Aim ::
Please give the data below again in full, exactly as it stands.

** Start Excerpted data **

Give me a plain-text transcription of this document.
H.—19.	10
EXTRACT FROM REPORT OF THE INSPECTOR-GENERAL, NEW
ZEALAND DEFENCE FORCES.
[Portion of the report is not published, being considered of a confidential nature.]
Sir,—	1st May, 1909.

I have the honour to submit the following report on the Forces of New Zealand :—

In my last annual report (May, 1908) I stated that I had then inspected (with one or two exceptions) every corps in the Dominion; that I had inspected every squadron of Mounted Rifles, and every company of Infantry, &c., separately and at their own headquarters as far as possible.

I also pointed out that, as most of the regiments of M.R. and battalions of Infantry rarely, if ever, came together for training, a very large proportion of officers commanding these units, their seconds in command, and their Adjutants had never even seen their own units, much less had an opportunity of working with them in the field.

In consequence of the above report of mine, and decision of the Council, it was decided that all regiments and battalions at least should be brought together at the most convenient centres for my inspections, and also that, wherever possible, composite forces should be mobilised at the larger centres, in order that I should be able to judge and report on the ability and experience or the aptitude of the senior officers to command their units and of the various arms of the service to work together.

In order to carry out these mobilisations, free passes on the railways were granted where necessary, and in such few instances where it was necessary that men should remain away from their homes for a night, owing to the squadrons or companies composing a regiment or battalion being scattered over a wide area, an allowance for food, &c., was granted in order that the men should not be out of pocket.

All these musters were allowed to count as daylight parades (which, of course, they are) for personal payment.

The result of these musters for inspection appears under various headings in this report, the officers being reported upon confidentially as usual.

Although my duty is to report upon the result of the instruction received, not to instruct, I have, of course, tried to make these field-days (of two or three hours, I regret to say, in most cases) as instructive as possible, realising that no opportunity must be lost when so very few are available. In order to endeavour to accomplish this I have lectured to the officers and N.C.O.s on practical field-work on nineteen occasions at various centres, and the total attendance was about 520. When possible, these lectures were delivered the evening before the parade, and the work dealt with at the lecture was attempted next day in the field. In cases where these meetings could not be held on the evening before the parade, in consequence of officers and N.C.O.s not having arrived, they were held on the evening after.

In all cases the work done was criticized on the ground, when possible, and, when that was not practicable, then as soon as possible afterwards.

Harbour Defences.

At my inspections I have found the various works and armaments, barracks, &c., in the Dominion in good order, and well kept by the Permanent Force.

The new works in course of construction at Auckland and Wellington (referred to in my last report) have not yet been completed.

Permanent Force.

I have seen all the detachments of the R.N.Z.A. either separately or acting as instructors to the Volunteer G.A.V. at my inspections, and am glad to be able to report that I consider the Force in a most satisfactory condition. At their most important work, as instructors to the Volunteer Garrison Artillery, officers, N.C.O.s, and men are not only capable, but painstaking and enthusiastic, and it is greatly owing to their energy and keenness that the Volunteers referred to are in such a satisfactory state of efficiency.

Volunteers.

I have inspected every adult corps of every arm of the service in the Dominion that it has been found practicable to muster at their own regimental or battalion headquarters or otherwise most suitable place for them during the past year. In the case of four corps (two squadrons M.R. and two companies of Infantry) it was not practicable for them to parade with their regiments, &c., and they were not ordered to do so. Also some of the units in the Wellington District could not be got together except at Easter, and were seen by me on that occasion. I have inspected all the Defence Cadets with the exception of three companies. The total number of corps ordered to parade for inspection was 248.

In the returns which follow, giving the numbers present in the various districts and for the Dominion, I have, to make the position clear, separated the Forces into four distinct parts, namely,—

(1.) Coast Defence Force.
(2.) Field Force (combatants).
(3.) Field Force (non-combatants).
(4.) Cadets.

** End Excerpted data **

Response to this exercise ::
Give me a plain-text transcription of this document.
H.—19.	10
EXTRACT FROM REPORT OF THE INSPECTOR-GENERAL, NEW
ZEALAND DEFENCE FORCES.
[Portion of the report is not published, being considered of a confidential nature.]
Sir,—	1st May, 1909.

I have the honour to submit the following report on the Forces of New Zealand :—

In my last annual report (May, 1908) I stated that I had then inspected (with one or two exceptions) every corps in the Dominion; that I had inspected every squadron of Mounted Rifles, and every company of Infantry, &c., separately and at their own headquarters as far as possible.

I also pointed out that, as most of the regiments of M.R. and battalions of Infantry rarely, if ever, came together for training, a very large proportion of officers commanding these units, their seconds in command, and their Adjutants had never even seen their own units, much less had an opportunity of working with them in the field.

In consequence of the above report of mine, and decision of the Council, it was decided that all regiments and battalions at least should be brought together at the most convenient centres for my inspections, and also that, wherever possible, composite forces should be mobilised at the larger centres, in order that I should be able to judge and report on the ability and experience or the aptitude of the senior officers to command their units and of the various arms of the service to work together.

In order to carry out these mobilisations, free passes on the railways were granted where necessary, and in such few instances where it was necessary that men should remain away from their homes for a night, owing to the squadrons or companies composing a regiment or battalion being scattered over a wide area, an allowance for food, &c., was granted in order that the men should not be out of pocket.

All these musters were allowed to count as daylight parades (which, of course, they are) for personal payment.

The result of these musters for inspection appears under various headings in this report, the officers being reported upon confidentially as usual.

Although my duty is to report upon the result of the instruction received, not to instruct, I have, of course, tried to make these field-days (of two or three hours, I regret to say, in most cases) as instructive as possible, realising that no opportunity must be lost when so very few are available. In order to endeavour to accomplish this I have lectured to the officers and N.C.O.s on practical field-work on nineteen occasions at various centres, and the total attendance was about 520. When possible, these lectures were delivered the evening before the parade, and the work dealt with at the lecture was attempted next day in the field. In cases where these meetings could not be held on the evening before the parade, in consequence of officers and N.C.O.s not having arrived, they were held on the evening after.

In all cases the work done was criticized on the ground, when possible, and, when that was not practicable, then as soon as possible afterwards.

Harbour Defences.

At my inspections I have found the various works and armaments, barracks, &c., in the Dominion in good order, and well kept by the Permanent Force.

The new works in course of construction at Auckland and Wellington (referred to in my last report) have not yet been completed.

Permanent Force.

I have seen all the detachments of the R.N.Z.A. either separately or acting as instructors to the Volunteer G.A.V. at my inspections, and am glad to be able to report that I consider the Force in a most satisfactory condition. At their most important work, as instructors to the Volunteer Garrison Artillery, officers, N.C.O.s, and men are not only capable, but painstaking and enthusiastic, and it is greatly owing to their energy and keenness that the Volunteers referred to are in such a satisfactory state of efficiency.

Volunteers.

I have inspected every adult corps of every arm of the service in the Dominion that it has been found practicable to muster at their own regimental or battalion headquarters or otherwise most suitable place for them during the past year. In the case of four corps (two squadrons M.R. and two companies of Infantry) it was not practicable for them to parade with their regiments, &c., and they were not ordered to do so. Also some of the units in the Wellington District could not be got together except at Easter, and were seen by me on that occasion. I have inspected all the Defence Cadets with the exception of three companies. The total number of corps ordered to parade for inspection was 248.

In the returns which follow, giving the numbers present in the various districts and for the Dominion, I have, to make the position clear, separated the Forces into four distinct parts, namely,—

(1.) Coast Defence Force.
(2.) Field Force (combatants).
(3.) Field Force (non-combatants).
(4.) Cadets.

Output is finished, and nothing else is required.